Region and label listings:

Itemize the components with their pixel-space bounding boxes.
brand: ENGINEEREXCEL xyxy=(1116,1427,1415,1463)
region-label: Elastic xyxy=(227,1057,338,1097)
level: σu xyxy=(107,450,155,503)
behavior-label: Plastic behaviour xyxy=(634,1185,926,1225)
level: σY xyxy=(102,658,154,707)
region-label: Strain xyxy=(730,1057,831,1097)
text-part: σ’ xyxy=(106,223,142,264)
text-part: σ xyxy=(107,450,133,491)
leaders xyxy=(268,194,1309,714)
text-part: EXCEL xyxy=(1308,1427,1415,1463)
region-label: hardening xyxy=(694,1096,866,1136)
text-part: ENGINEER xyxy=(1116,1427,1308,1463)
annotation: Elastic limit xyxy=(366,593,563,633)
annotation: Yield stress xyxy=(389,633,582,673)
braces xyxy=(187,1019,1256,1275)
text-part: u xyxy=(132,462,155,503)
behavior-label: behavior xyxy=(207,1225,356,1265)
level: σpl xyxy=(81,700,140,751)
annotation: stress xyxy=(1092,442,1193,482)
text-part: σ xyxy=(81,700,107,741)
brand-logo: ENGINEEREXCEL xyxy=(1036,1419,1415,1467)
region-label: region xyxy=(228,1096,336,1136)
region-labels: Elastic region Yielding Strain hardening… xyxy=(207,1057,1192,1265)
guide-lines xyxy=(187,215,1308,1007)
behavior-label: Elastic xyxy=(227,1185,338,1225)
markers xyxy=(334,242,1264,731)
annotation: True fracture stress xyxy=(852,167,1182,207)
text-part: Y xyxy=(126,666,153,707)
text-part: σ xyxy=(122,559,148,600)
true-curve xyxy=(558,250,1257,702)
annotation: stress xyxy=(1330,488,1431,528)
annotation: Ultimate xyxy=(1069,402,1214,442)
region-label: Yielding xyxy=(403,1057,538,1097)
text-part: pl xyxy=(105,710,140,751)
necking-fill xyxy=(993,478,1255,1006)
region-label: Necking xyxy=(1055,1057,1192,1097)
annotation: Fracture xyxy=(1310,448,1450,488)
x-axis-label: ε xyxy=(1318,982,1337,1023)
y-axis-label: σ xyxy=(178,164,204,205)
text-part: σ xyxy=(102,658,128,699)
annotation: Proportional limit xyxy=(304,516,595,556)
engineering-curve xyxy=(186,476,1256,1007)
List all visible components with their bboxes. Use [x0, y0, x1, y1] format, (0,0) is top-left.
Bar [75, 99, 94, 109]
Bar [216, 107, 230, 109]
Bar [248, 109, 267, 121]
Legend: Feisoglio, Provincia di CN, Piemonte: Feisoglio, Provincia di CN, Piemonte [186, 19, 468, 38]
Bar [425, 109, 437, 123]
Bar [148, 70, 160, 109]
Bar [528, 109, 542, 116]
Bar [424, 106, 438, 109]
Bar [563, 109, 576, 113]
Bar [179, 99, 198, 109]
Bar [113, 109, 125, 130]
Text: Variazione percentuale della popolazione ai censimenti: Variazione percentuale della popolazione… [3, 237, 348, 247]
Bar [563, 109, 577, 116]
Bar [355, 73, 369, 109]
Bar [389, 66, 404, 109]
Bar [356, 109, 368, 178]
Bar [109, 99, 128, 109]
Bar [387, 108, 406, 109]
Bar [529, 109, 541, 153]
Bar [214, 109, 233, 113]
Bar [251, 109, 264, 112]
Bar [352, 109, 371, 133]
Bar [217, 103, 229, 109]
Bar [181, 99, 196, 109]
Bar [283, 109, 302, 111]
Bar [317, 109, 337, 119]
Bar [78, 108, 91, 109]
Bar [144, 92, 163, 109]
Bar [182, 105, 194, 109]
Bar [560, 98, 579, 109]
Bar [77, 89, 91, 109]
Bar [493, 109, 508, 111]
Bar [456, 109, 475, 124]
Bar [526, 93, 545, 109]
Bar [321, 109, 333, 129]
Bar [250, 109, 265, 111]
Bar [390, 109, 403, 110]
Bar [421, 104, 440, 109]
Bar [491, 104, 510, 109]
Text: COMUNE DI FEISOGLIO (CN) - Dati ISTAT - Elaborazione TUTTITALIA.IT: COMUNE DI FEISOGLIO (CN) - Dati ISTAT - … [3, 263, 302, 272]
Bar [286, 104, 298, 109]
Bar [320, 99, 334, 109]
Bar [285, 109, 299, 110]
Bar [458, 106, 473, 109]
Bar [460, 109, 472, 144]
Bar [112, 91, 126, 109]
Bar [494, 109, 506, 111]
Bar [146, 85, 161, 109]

Required work: Put every line of the material above into a Markdown table with the columns "Row" and "Line", numbering each row and omitting blank lines.

Final result:
| Row | Line |
|---|---|
| 1 | Itemize the components with their pixel-space bounding boxes. |
| 2 | brand: ENGINEEREXCEL xyxy=(1116,1427,1415,1463) |
| 3 | region-label: Elastic xyxy=(227,1057,338,1097) |
| 4 | level: σu xyxy=(107,450,155,503) |
| 5 | behavior-label: Plastic behaviour xyxy=(634,1185,926,1225) |
| 6 | level: σY xyxy=(102,658,154,707) |
| 7 | region-label: Strain xyxy=(730,1057,831,1097) |
| 8 | text-part: σ’ xyxy=(106,223,142,264) |
| 9 | text-part: σ xyxy=(107,450,133,491) |
| 10 | leaders xyxy=(268,194,1309,714) |
| 11 | text-part: EXCEL xyxy=(1308,1427,1415,1463) |
| 12 | region-label: hardening xyxy=(694,1096,866,1136) |
| 13 | text-part: ENGINEER xyxy=(1116,1427,1308,1463) |
| 14 | annotation: Elastic limit xyxy=(366,593,563,633) |
| 15 | annotation: Yield stress xyxy=(389,633,582,673) |
| 16 | braces xyxy=(187,1019,1256,1275) |
| 17 | text-part: u xyxy=(132,462,155,503) |
| 18 | behavior-label: behavior xyxy=(207,1225,356,1265) |
| 19 | level: σpl xyxy=(81,700,140,751) |
| 20 | annotation: stress xyxy=(1092,442,1193,482) |
| 21 | text-part: σ xyxy=(81,700,107,741) |
| 22 | brand-logo: ENGINEEREXCEL xyxy=(1036,1419,1415,1467) |
| 23 | region-label: region xyxy=(228,1096,336,1136) |
| 24 | region-labels: Elastic region Yielding Strain hardening… xyxy=(207,1057,1192,1265) |
| 25 | guide-lines xyxy=(187,215,1308,1007) |
| 26 | behavior-label: Elastic xyxy=(227,1185,338,1225) |
| 27 | markers xyxy=(334,242,1264,731) |
| 28 | annotation: True fracture stress xyxy=(852,167,1182,207) |
| 29 | text-part: Y xyxy=(126,666,153,707) |
| 30 | text-part: σ xyxy=(122,559,148,600) |
| 31 | true-curve xyxy=(558,250,1257,702) |
| 32 | annotation: stress xyxy=(1330,488,1431,528) |
| 33 | annotation: Ultimate xyxy=(1069,402,1214,442) |
| 34 | region-label: Yielding xyxy=(403,1057,538,1097) |
| 35 | text-part: pl xyxy=(105,710,140,751) |
| 36 | necking-fill xyxy=(993,478,1255,1006) |
| 37 | region-label: Necking xyxy=(1055,1057,1192,1097) |
| 38 | annotation: Fracture xyxy=(1310,448,1450,488) |
| 39 | x-axis-label: ε xyxy=(1318,982,1337,1023) |
| 40 | y-axis-label: σ xyxy=(178,164,204,205) |
| 41 | text-part: σ xyxy=(102,658,128,699) |
| 42 | annotation: Proportional limit xyxy=(304,516,595,556) |
| 43 | engineering-curve xyxy=(186,476,1256,1007) |
| 44 | List all visible components with their bboxes. Use [x0, y0, x1, y1] format, (0,0) is top-left. |
| 45 | Bar [75, 99, 94, 109] |
| 46 | Bar [216, 107, 230, 109] |
| 47 | Bar [248, 109, 267, 121] |
| 48 | Legend: Feisoglio, Provincia di CN, Piemonte: Feisoglio, Provincia di CN, Piemonte [186, 19, 468, 38] |
| 49 | Bar [425, 109, 437, 123] |
| 50 | Bar [148, 70, 160, 109] |
| 51 | Bar [528, 109, 542, 116] |
| 52 | Bar [424, 106, 438, 109] |
| 53 | Bar [563, 109, 576, 113] |
| 54 | Bar [179, 99, 198, 109] |
| 55 | Bar [113, 109, 125, 130] |
| 56 | Text: Variazione percentuale della popolazione ai censimenti: Variazione percentuale della popolazione… [3, 237, 348, 247] |
| 57 | Bar [563, 109, 577, 116] |
| 58 | Bar [355, 73, 369, 109] |
| 59 | Bar [389, 66, 404, 109] |
| 60 | Bar [356, 109, 368, 178] |
| 61 | Bar [109, 99, 128, 109] |
| 62 | Bar [387, 108, 406, 109] |
| 63 | Bar [529, 109, 541, 153] |
| 64 | Bar [214, 109, 233, 113] |
| 65 | Bar [251, 109, 264, 112] |
| 66 | Bar [352, 109, 371, 133] |
| 67 | Bar [217, 103, 229, 109] |
| 68 | Bar [181, 99, 196, 109] |
| 69 | Bar [283, 109, 302, 111] |
| 70 | Bar [317, 109, 337, 119] |
| 71 | Bar [78, 108, 91, 109] |
| 72 | Bar [144, 92, 163, 109] |
| 73 | Bar [182, 105, 194, 109] |
| 74 | Bar [560, 98, 579, 109] |
| 75 | Bar [77, 89, 91, 109] |
| 76 | Bar [493, 109, 508, 111] |
| 77 | Bar [456, 109, 475, 124] |
| 78 | Bar [526, 93, 545, 109] |
| 79 | Bar [321, 109, 333, 129] |
| 80 | Bar [250, 109, 265, 111] |
| 81 | Bar [390, 109, 403, 110] |
| 82 | Bar [421, 104, 440, 109] |
| 83 | Bar [491, 104, 510, 109] |
| 84 | Text: COMUNE DI FEISOGLIO (CN) - Dati ISTAT - Elaborazione TUTTITALIA.IT: COMUNE DI FEISOGLIO (CN) - Dati ISTAT - … [3, 263, 302, 272] |
| 85 | Bar [286, 104, 298, 109] |
| 86 | Bar [320, 99, 334, 109] |
| 87 | Bar [285, 109, 299, 110] |
| 88 | Bar [458, 106, 473, 109] |
| 89 | Bar [460, 109, 472, 144] |
| 90 | Bar [112, 91, 126, 109] |
| 91 | Bar [494, 109, 506, 111] |
| 92 | Bar [146, 85, 161, 109] |